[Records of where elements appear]

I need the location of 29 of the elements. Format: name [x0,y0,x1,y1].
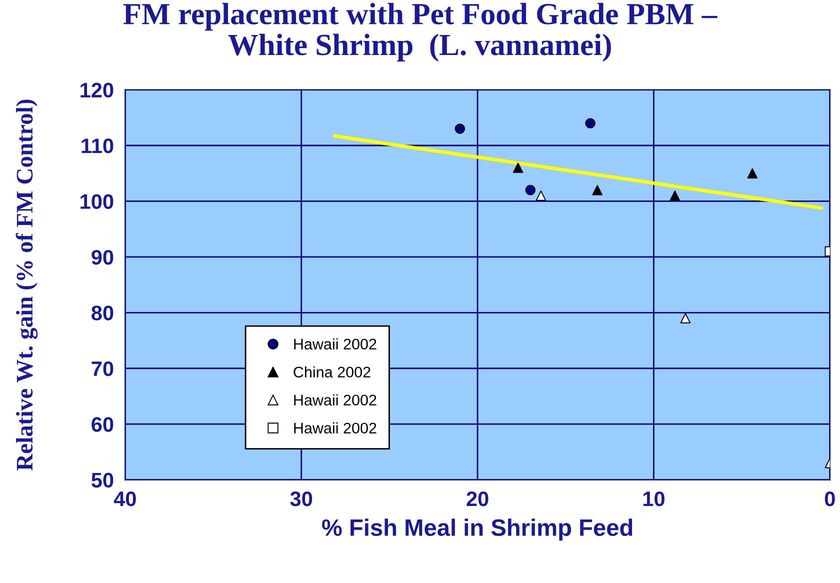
chart-title: FM replacement with Pet Food Grade PBM – White Shrimp (L. vannamei) [123,2,718,62]
point [592,184,602,196]
x-tick-label: 10 [643,491,664,506]
y-tick-label: 80 [92,306,114,320]
y-tick-label: 70 [92,361,114,376]
x-axis-title: % Fish Meal in Shrimp Feed [322,518,632,541]
legend-label: China 2002 [294,366,370,378]
point [585,118,596,128]
y-tick-label: 110 [82,138,114,154]
y-tick-label: 50 [92,472,114,488]
y-tick-label: 90 [92,250,114,265]
legend-label: Hawaii 2002 [294,422,376,434]
x-tick-label: 20 [466,491,488,506]
legend-label: Hawaii 2002 [294,394,376,406]
point [670,190,680,201]
x-tick-label: 30 [290,491,312,506]
y-axis-title: Relative Wt. gain (% of FM Control) [16,100,38,471]
y-tick-label: 60 [92,417,114,432]
y-tick-label: 100 [80,194,114,209]
legend-label: Hawaii 2002 [294,338,376,350]
point [512,162,524,173]
point [454,124,466,134]
x-tick-label: 40 [114,491,136,506]
point [536,190,546,201]
point [747,168,758,179]
y-tick-label: 120 [80,82,114,98]
point [680,313,691,324]
x-tick-label: 0 [824,491,835,506]
point [525,184,536,196]
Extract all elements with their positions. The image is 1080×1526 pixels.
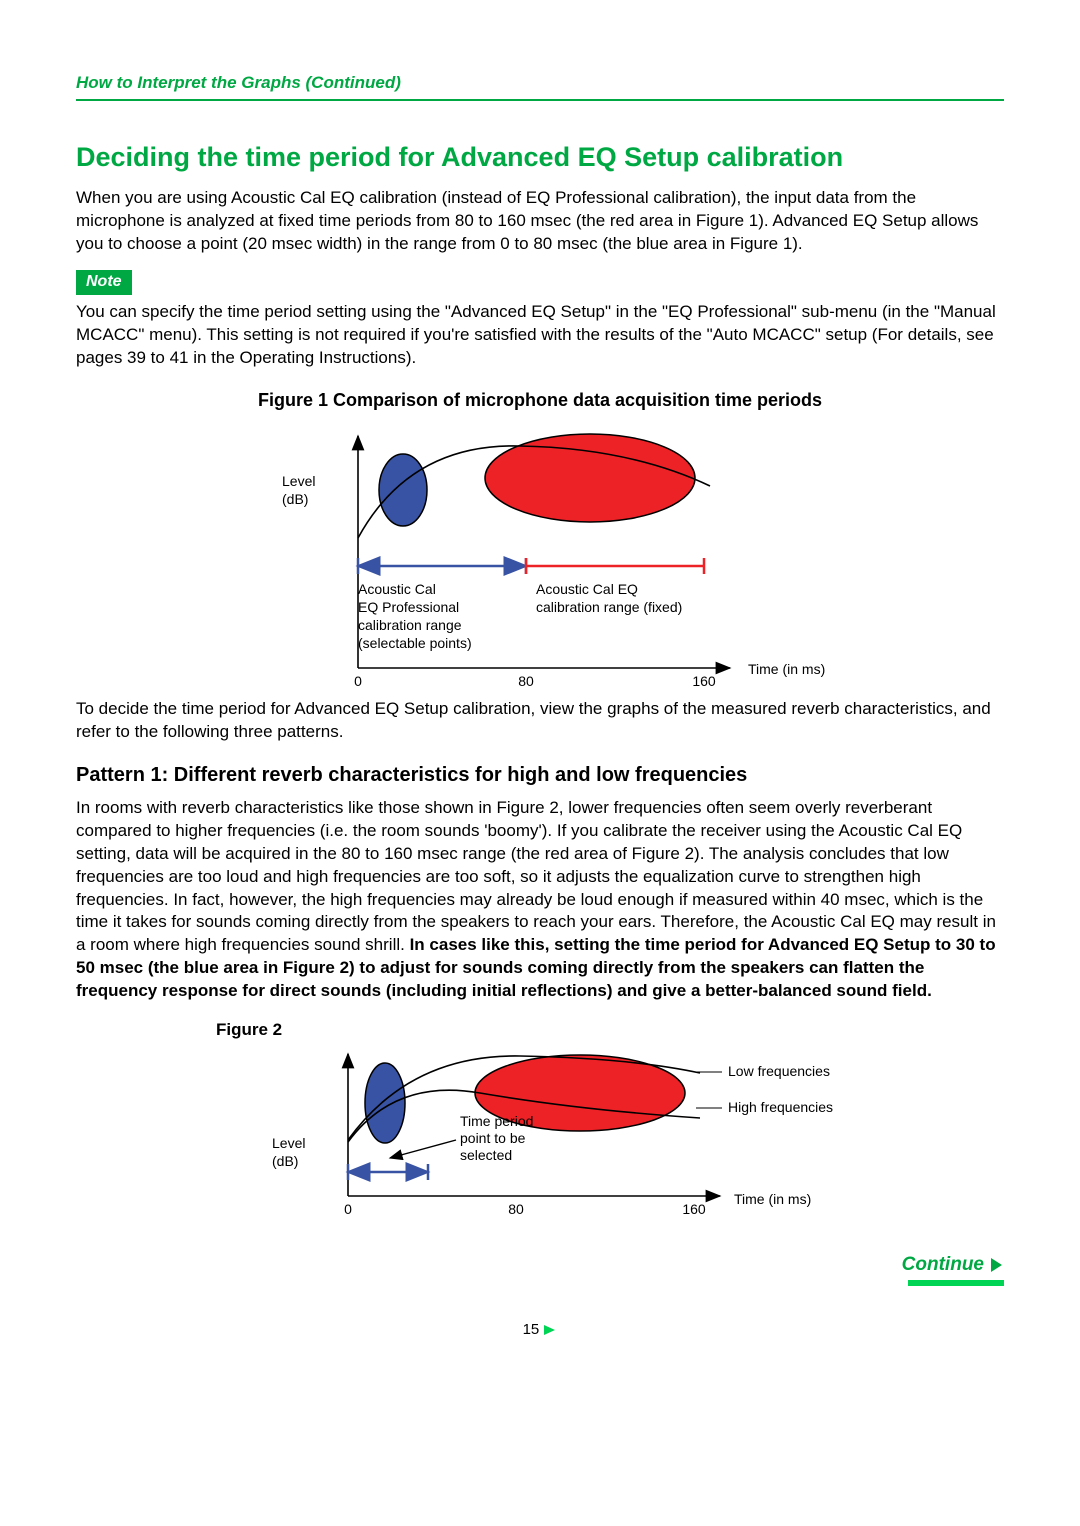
fig1-xtick-1: 80: [518, 673, 534, 686]
fig2-xtick-0: 0: [344, 1201, 352, 1217]
figure-1-title: Figure 1 Comparison of microphone data a…: [76, 388, 1004, 412]
pattern-1-title: Pattern 1: Different reverb characterist…: [76, 762, 1004, 789]
fig1-blue-ellipse: [379, 454, 427, 526]
fig2-tp-l2: point to be: [460, 1130, 526, 1146]
breadcrumb: How to Interpret the Graphs (Continued): [76, 72, 1004, 101]
fig1-left-label-l2: EQ Professional: [358, 599, 459, 615]
fig1-y-label-1: Level: [282, 473, 315, 489]
page-number-block: 15: [76, 1320, 1004, 1340]
fig1-right-label-l2: calibration range (fixed): [536, 599, 682, 615]
fig1-xtick-0: 0: [354, 673, 362, 686]
fig2-xtick-1: 80: [508, 1201, 524, 1217]
figure-1: 0 80 160 Time (in ms) Level (dB) Acousti…: [76, 418, 1004, 686]
page-number-arrow-icon: [543, 1322, 557, 1342]
fig1-right-label-l1: Acoustic Cal EQ: [536, 581, 638, 597]
figure-2-label: Figure 2: [216, 1019, 1004, 1042]
fig2-tp-l3: selected: [460, 1147, 512, 1163]
continue-text[interactable]: Continue: [902, 1252, 986, 1278]
continue-underline: [908, 1280, 1004, 1286]
note-badge: Note: [76, 270, 132, 295]
fig2-y-label-2: (dB): [272, 1153, 298, 1169]
breadcrumb-text: How to Interpret the Graphs (Continued): [76, 72, 1004, 95]
figure-2: 0 80 160 Time (in ms) Level (dB) Low fre…: [76, 1042, 1004, 1222]
fig2-low-label: Low frequencies: [728, 1063, 830, 1079]
note-text: You can specify the time period setting …: [76, 301, 1004, 370]
fig1-red-bracket: [526, 558, 704, 574]
pattern-1-body: In rooms with reverb characteristics lik…: [76, 797, 1004, 1003]
fig1-red-ellipse: [485, 434, 695, 522]
intro-paragraph: When you are using Acoustic Cal EQ calib…: [76, 187, 1004, 256]
fig2-x-label: Time (in ms): [734, 1191, 811, 1207]
fig2-blue-ellipse: [365, 1063, 405, 1143]
after-fig1-paragraph: To decide the time period for Advanced E…: [76, 698, 1004, 744]
continue-block: Continue: [76, 1252, 1004, 1278]
fig2-y-label-1: Level: [272, 1135, 305, 1151]
fig1-left-label-l3: calibration range: [358, 617, 462, 633]
fig1-y-label-2: (dB): [282, 491, 308, 507]
fig1-x-label: Time (in ms): [748, 661, 825, 677]
fig1-left-label-l1: Acoustic Cal: [358, 581, 436, 597]
section-title: Deciding the time period for Advanced EQ…: [76, 139, 1004, 175]
fig2-blue-bracket: [348, 1164, 428, 1180]
breadcrumb-rule: [76, 99, 1004, 101]
continue-underline-wrap: [76, 1280, 1004, 1286]
pattern-1-body-plain: In rooms with reverb characteristics lik…: [76, 798, 996, 955]
fig2-high-label: High frequencies: [728, 1099, 833, 1115]
page-number: 15: [523, 1321, 540, 1338]
figure-2-svg: 0 80 160 Time (in ms) Level (dB) Low fre…: [200, 1042, 880, 1222]
fig1-blue-bracket: [358, 558, 526, 574]
continue-arrow-icon[interactable]: [990, 1257, 1004, 1273]
figure-1-svg: 0 80 160 Time (in ms) Level (dB) Acousti…: [220, 418, 860, 686]
fig1-xtick-2: 160: [692, 673, 716, 686]
note-block: Note You can specify the time period set…: [76, 270, 1004, 369]
fig2-timepoint-arrow: [390, 1140, 456, 1158]
fig1-left-label-l4: (selectable points): [358, 635, 472, 651]
fig2-tp-l1: Time period: [460, 1113, 533, 1129]
fig2-xtick-2: 160: [682, 1201, 706, 1217]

§ **Goal of the exercise**:
Reproduce all of the material above line for line, leaving out the pictures.

§ **Task output**:
I need the location of 29 of the elements. Format: name [x0,y0,x1,y1].
chart-title: FM replacement with Pet Food Grade PBM – White Shrimp (L. vannamei) [123,2,718,62]
point [592,184,602,196]
x-tick-label: 10 [643,491,664,506]
y-tick-label: 80 [92,306,114,320]
y-tick-label: 70 [92,361,114,376]
x-axis-title: % Fish Meal in Shrimp Feed [322,518,632,541]
legend-label: China 2002 [294,366,370,378]
point [585,118,596,128]
y-tick-label: 110 [82,138,114,154]
y-tick-label: 50 [92,472,114,488]
y-tick-label: 90 [92,250,114,265]
legend-label: Hawaii 2002 [294,422,376,434]
x-tick-label: 20 [466,491,488,506]
legend-label: Hawaii 2002 [294,394,376,406]
point [670,190,680,201]
x-tick-label: 30 [290,491,312,506]
y-axis-title: Relative Wt. gain (% of FM Control) [16,100,38,471]
y-tick-label: 60 [92,417,114,432]
y-tick-label: 100 [80,194,114,209]
legend-label: Hawaii 2002 [294,338,376,350]
point [512,162,524,173]
point [454,124,466,134]
x-tick-label: 40 [114,491,136,506]
point [536,190,546,201]
point [747,168,758,179]
y-tick-label: 120 [80,82,114,98]
point [680,313,691,324]
x-tick-label: 0 [824,491,835,506]
point [525,184,536,196]
Extract all elements with their positions. The image is 1080×1526 pixels.
fig1-xtick-1: 80: [518, 673, 534, 686]
fig2-xtick-0: 0: [344, 1201, 352, 1217]
figure-1-title: Figure 1 Comparison of microphone data a…: [76, 388, 1004, 412]
pattern-1-title: Pattern 1: Different reverb characterist…: [76, 762, 1004, 789]
fig1-blue-ellipse: [379, 454, 427, 526]
fig2-tp-l2: point to be: [460, 1130, 526, 1146]
breadcrumb: How to Interpret the Graphs (Continued): [76, 72, 1004, 101]
fig1-left-label-l2: EQ Professional: [358, 599, 459, 615]
fig1-y-label-1: Level: [282, 473, 315, 489]
page-number-block: 15: [76, 1320, 1004, 1340]
fig1-right-label-l2: calibration range (fixed): [536, 599, 682, 615]
fig1-xtick-0: 0: [354, 673, 362, 686]
fig2-xtick-1: 80: [508, 1201, 524, 1217]
figure-1: 0 80 160 Time (in ms) Level (dB) Acousti…: [76, 418, 1004, 686]
page-number-arrow-icon: [543, 1322, 557, 1342]
fig1-right-label-l1: Acoustic Cal EQ: [536, 581, 638, 597]
figure-2-label: Figure 2: [216, 1019, 1004, 1042]
fig2-tp-l3: selected: [460, 1147, 512, 1163]
continue-text[interactable]: Continue: [902, 1252, 986, 1278]
continue-underline: [908, 1280, 1004, 1286]
note-badge: Note: [76, 270, 132, 295]
fig2-y-label-2: (dB): [272, 1153, 298, 1169]
breadcrumb-text: How to Interpret the Graphs (Continued): [76, 72, 1004, 95]
figure-2: 0 80 160 Time (in ms) Level (dB) Low fre…: [76, 1042, 1004, 1222]
fig2-low-label: Low frequencies: [728, 1063, 830, 1079]
note-text: You can specify the time period setting …: [76, 301, 1004, 370]
fig1-red-bracket: [526, 558, 704, 574]
pattern-1-body: In rooms with reverb characteristics lik…: [76, 797, 1004, 1003]
fig1-red-ellipse: [485, 434, 695, 522]
intro-paragraph: When you are using Acoustic Cal EQ calib…: [76, 187, 1004, 256]
fig2-x-label: Time (in ms): [734, 1191, 811, 1207]
fig2-blue-ellipse: [365, 1063, 405, 1143]
after-fig1-paragraph: To decide the time period for Advanced E…: [76, 698, 1004, 744]
continue-block: Continue: [76, 1252, 1004, 1278]
fig2-y-label-1: Level: [272, 1135, 305, 1151]
fig1-left-label-l3: calibration range: [358, 617, 462, 633]
fig1-y-label-2: (dB): [282, 491, 308, 507]
fig1-x-label: Time (in ms): [748, 661, 825, 677]
fig1-left-label-l1: Acoustic Cal: [358, 581, 436, 597]
section-title: Deciding the time period for Advanced EQ…: [76, 139, 1004, 175]
fig2-blue-bracket: [348, 1164, 428, 1180]
breadcrumb-rule: [76, 99, 1004, 101]
continue-underline-wrap: [76, 1280, 1004, 1286]
pattern-1-body-plain: In rooms with reverb characteristics lik…: [76, 798, 996, 955]
fig2-high-label: High frequencies: [728, 1099, 833, 1115]
page-number: 15: [523, 1321, 540, 1338]
figure-2-svg: 0 80 160 Time (in ms) Level (dB) Low fre…: [200, 1042, 880, 1222]
fig1-blue-bracket: [358, 558, 526, 574]
continue-arrow-icon[interactable]: [990, 1257, 1004, 1273]
figure-1-svg: 0 80 160 Time (in ms) Level (dB) Acousti…: [220, 418, 860, 686]
fig1-xtick-2: 160: [692, 673, 716, 686]
note-block: Note You can specify the time period set…: [76, 270, 1004, 369]
fig2-timepoint-arrow: [390, 1140, 456, 1158]
fig1-left-label-l4: (selectable points): [358, 635, 472, 651]
fig2-tp-l1: Time period: [460, 1113, 533, 1129]
fig2-xtick-2: 160: [682, 1201, 706, 1217]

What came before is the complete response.